### Stated exercise
Return all lines in the material below that contain "JSON".

### Extracted information
▬▬▬▬▬▬
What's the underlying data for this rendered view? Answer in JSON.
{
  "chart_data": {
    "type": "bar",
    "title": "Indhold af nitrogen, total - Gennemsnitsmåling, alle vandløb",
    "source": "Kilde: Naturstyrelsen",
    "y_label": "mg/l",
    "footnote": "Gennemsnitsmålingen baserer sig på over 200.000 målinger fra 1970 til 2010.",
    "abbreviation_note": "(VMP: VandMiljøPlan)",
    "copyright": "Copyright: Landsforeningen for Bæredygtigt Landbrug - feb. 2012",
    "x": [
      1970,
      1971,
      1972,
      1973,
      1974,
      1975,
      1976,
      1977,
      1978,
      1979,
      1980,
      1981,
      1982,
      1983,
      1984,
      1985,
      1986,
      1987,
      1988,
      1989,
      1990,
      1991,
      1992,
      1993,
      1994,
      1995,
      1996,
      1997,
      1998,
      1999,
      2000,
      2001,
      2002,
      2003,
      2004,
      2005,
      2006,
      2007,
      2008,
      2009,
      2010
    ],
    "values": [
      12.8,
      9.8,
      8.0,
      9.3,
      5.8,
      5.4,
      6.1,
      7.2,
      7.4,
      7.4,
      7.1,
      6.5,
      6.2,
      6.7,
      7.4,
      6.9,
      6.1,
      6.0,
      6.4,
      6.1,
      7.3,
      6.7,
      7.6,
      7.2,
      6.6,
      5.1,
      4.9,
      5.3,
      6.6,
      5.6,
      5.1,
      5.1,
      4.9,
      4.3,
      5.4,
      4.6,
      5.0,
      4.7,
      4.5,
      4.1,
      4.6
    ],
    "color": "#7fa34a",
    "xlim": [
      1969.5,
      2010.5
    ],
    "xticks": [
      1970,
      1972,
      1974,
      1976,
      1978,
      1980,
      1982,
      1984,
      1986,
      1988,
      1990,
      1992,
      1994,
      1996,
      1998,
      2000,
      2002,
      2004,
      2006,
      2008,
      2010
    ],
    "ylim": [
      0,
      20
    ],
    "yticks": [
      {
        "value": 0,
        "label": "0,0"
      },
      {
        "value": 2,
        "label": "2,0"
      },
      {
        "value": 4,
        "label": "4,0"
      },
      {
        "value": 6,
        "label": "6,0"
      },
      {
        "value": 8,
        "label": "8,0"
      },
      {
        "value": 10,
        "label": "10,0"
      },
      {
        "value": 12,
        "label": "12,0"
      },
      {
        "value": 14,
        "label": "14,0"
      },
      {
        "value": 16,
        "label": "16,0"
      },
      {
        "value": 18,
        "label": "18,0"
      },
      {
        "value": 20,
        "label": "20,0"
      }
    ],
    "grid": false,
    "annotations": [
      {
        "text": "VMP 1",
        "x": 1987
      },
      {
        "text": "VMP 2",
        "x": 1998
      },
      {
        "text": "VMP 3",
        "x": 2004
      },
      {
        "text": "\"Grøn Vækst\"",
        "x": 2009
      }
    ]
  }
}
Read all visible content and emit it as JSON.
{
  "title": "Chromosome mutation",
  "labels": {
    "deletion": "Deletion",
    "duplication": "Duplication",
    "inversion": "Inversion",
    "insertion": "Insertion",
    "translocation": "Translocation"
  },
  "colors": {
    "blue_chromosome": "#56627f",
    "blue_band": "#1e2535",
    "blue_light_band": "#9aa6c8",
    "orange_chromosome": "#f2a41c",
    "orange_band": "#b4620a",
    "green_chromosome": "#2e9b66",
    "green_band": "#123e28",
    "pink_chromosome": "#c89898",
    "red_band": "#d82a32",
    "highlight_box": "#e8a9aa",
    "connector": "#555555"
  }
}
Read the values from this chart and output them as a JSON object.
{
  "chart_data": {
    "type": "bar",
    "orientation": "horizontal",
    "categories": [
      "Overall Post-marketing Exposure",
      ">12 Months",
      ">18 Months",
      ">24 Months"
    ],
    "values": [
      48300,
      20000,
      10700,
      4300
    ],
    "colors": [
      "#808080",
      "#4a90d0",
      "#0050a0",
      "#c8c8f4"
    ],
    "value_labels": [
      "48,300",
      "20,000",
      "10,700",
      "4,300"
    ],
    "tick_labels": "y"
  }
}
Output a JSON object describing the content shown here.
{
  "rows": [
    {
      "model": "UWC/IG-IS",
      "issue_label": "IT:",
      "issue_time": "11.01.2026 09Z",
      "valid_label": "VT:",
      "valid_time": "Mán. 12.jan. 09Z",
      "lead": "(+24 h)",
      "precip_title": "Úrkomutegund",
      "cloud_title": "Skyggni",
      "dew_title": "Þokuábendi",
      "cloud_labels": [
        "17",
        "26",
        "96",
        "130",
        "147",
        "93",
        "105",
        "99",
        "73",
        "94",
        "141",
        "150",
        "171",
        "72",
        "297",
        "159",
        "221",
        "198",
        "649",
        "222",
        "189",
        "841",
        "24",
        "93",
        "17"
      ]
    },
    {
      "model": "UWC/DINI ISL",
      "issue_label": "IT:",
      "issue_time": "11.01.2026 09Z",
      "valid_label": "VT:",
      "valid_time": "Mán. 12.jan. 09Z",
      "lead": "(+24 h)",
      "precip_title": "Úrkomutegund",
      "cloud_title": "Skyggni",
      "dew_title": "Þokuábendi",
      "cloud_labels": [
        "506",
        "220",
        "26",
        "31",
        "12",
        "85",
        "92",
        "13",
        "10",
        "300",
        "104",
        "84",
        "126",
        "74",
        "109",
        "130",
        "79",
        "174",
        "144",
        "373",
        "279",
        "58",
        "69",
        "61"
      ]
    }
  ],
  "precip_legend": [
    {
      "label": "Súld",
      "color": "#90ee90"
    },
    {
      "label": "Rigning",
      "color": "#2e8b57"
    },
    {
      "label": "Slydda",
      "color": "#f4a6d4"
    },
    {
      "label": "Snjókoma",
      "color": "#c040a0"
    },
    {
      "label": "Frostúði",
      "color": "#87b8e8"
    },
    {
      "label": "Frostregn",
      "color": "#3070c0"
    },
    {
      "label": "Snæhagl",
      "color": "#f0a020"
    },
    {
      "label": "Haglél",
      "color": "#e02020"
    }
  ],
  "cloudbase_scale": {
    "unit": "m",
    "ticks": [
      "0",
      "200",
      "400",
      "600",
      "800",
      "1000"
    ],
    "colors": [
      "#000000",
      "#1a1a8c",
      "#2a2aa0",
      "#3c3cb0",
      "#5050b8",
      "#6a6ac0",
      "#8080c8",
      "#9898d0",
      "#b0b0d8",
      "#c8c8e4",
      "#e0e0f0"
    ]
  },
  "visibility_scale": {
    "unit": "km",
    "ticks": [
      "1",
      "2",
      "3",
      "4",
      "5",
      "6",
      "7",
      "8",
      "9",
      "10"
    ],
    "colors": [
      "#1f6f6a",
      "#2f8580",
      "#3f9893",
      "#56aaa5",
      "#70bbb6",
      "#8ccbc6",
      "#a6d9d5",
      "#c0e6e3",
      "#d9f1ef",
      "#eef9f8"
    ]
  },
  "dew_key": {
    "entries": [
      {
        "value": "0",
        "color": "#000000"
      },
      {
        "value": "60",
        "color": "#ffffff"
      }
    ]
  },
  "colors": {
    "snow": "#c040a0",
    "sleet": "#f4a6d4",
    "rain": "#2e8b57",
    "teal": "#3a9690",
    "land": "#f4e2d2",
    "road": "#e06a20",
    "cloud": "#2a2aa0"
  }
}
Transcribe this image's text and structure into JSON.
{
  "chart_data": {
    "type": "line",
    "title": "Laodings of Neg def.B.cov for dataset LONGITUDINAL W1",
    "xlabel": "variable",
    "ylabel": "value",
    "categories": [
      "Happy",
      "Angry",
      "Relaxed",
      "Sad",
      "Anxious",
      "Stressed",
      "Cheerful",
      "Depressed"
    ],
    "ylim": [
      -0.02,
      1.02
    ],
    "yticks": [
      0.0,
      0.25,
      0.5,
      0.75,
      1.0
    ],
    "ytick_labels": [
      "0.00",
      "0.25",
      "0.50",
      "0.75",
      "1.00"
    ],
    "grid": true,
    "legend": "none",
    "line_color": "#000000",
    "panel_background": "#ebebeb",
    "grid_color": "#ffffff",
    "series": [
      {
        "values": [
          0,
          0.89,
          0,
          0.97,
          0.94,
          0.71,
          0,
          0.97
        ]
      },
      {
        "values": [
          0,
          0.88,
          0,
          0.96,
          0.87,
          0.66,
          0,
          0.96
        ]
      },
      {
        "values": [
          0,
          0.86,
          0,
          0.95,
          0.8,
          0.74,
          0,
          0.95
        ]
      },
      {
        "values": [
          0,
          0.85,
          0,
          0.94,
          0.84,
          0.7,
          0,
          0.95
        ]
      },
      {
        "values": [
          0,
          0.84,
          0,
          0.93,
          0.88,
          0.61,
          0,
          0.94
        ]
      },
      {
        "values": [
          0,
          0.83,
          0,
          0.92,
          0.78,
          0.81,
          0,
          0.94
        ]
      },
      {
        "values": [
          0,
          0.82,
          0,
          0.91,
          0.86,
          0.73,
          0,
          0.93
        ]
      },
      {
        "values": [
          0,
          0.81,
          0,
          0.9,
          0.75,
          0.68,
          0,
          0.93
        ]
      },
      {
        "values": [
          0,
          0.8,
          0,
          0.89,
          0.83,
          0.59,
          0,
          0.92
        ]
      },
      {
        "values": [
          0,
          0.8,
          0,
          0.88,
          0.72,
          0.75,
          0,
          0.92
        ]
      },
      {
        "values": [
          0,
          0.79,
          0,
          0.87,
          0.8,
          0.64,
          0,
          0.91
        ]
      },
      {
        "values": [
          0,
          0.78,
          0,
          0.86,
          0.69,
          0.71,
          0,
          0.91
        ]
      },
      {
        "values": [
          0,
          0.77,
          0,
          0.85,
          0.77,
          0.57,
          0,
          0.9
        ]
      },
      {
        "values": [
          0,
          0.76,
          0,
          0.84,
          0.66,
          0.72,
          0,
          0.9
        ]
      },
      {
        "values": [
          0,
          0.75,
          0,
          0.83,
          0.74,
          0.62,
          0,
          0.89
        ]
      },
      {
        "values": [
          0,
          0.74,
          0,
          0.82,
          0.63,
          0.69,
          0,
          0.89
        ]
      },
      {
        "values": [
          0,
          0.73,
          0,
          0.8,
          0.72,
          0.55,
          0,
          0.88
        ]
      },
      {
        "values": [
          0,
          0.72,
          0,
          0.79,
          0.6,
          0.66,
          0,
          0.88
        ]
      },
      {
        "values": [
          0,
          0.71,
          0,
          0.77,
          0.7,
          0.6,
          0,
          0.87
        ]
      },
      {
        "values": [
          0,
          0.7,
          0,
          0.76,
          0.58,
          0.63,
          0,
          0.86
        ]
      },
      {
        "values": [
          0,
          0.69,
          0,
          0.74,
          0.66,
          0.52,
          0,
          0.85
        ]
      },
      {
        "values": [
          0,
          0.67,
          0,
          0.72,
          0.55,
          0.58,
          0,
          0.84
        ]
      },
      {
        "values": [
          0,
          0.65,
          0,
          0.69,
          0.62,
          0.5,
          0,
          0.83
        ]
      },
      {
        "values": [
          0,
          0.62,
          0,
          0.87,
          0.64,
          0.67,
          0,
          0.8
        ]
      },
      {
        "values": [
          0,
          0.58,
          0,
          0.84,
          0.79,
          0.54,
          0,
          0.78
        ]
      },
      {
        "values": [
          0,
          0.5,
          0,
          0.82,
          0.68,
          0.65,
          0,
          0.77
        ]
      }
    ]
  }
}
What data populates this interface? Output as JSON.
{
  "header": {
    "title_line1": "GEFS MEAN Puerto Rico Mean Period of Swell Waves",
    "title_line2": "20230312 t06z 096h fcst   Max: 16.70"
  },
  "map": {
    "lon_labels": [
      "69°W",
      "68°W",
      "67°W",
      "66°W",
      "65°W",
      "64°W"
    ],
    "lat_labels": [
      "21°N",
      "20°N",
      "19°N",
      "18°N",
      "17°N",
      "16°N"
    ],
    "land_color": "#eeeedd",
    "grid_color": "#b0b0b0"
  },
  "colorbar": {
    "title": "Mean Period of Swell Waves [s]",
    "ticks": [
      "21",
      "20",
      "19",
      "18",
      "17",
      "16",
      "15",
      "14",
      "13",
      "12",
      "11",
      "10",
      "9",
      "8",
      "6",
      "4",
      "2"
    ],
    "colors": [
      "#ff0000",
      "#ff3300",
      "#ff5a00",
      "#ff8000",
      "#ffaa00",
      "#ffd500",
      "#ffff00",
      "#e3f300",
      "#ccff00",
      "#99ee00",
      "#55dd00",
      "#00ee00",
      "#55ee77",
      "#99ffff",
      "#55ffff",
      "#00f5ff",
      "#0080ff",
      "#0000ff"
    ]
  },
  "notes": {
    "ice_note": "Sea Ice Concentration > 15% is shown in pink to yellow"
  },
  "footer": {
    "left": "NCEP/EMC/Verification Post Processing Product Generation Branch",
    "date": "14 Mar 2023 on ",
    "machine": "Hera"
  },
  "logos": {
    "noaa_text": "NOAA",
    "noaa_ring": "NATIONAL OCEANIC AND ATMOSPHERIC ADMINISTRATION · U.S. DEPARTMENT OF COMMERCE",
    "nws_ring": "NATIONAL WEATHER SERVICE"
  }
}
▬▬▬▬▬▬
### Answer below
What's the underlying data for this rendered view? Answer in JSON.
Read all visible content and emit it as JSON.
Read the values from this chart and output them as a JSON object.
Output a JSON object describing the content shown here.
Transcribe this image's text and structure into JSON.
What data populates this interface? Output as JSON.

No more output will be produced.